▶ _Records for the task_
━━━

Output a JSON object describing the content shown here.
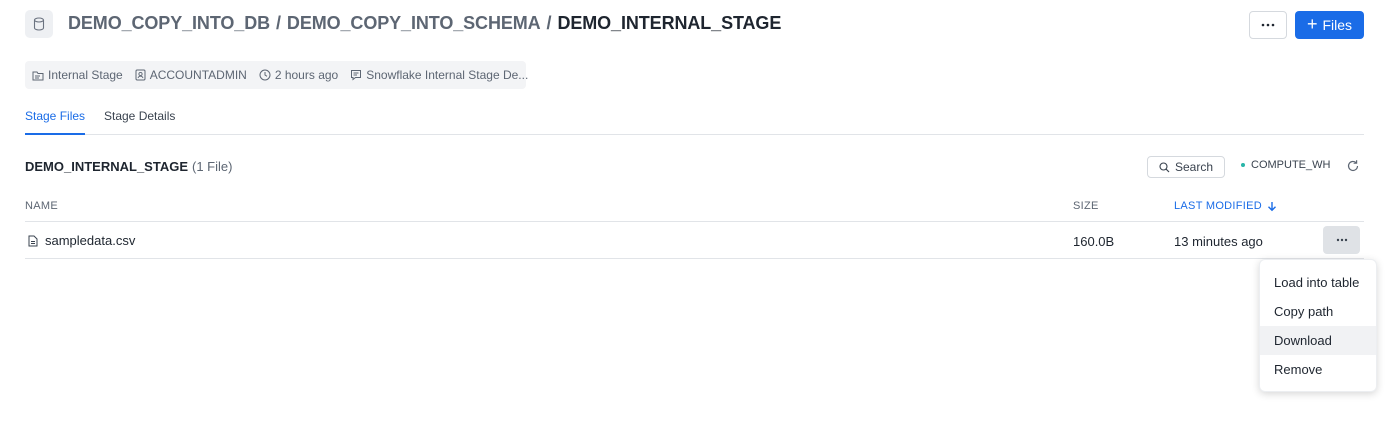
{
  "header": {
    "crumbs": [
      "DEMO_COPY_INTO_DB",
      "DEMO_COPY_INTO_SCHEMA"
    ],
    "separator": "/",
    "current": "DEMO_INTERNAL_STAGE",
    "more_label": "···",
    "files_button": {
      "icon": "+",
      "label": "Files"
    }
  },
  "meta": {
    "type": "Internal Stage",
    "owner": "ACCOUNTADMIN",
    "created": "2 hours ago",
    "comment": "Snowflake Internal Stage De..."
  },
  "tabs": [
    {
      "label": "Stage Files",
      "active": true
    },
    {
      "label": "Stage Details",
      "active": false
    }
  ],
  "section": {
    "title": "DEMO_INTERNAL_STAGE",
    "count": "(1 File)",
    "search_label": "Search",
    "warehouse": "COMPUTE_WH"
  },
  "table": {
    "columns": {
      "name": "NAME",
      "size": "SIZE",
      "modified": "LAST MODIFIED"
    },
    "rows": [
      {
        "name": "sampledata.csv",
        "size": "160.0B",
        "modified": "13 minutes ago"
      }
    ]
  },
  "row_menu": {
    "items": [
      "Load into table",
      "Copy path",
      "Download",
      "Remove"
    ],
    "highlighted": "Download"
  },
  "colors": {
    "accent": "#1a6ce7",
    "warehouse_dot": "#29b5a8"
  }
}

━━━

▶ _What to do_
From the listing, extract all text exactly as given and drop any picture.

▶ _Response to the exercise_
Output a JSON object describing the content shown here.
{
  "header": {
    "crumbs": [
      "DEMO_COPY_INTO_DB",
      "DEMO_COPY_INTO_SCHEMA"
    ],
    "separator": "/",
    "current": "DEMO_INTERNAL_STAGE",
    "more_label": "···",
    "files_button": {
      "icon": "+",
      "label": "Files"
    }
  },
  "meta": {
    "type": "Internal Stage",
    "owner": "ACCOUNTADMIN",
    "created": "2 hours ago",
    "comment": "Snowflake Internal Stage De..."
  },
  "tabs": [
    {
      "label": "Stage Files",
      "active": true
    },
    {
      "label": "Stage Details",
      "active": false
    }
  ],
  "section": {
    "title": "DEMO_INTERNAL_STAGE",
    "count": "(1 File)",
    "search_label": "Search",
    "warehouse": "COMPUTE_WH"
  },
  "table": {
    "columns": {
      "name": "NAME",
      "size": "SIZE",
      "modified": "LAST MODIFIED"
    },
    "rows": [
      {
        "name": "sampledata.csv",
        "size": "160.0B",
        "modified": "13 minutes ago"
      }
    ]
  },
  "row_menu": {
    "items": [
      "Load into table",
      "Copy path",
      "Download",
      "Remove"
    ],
    "highlighted": "Download"
  },
  "colors": {
    "accent": "#1a6ce7",
    "warehouse_dot": "#29b5a8"
  }
}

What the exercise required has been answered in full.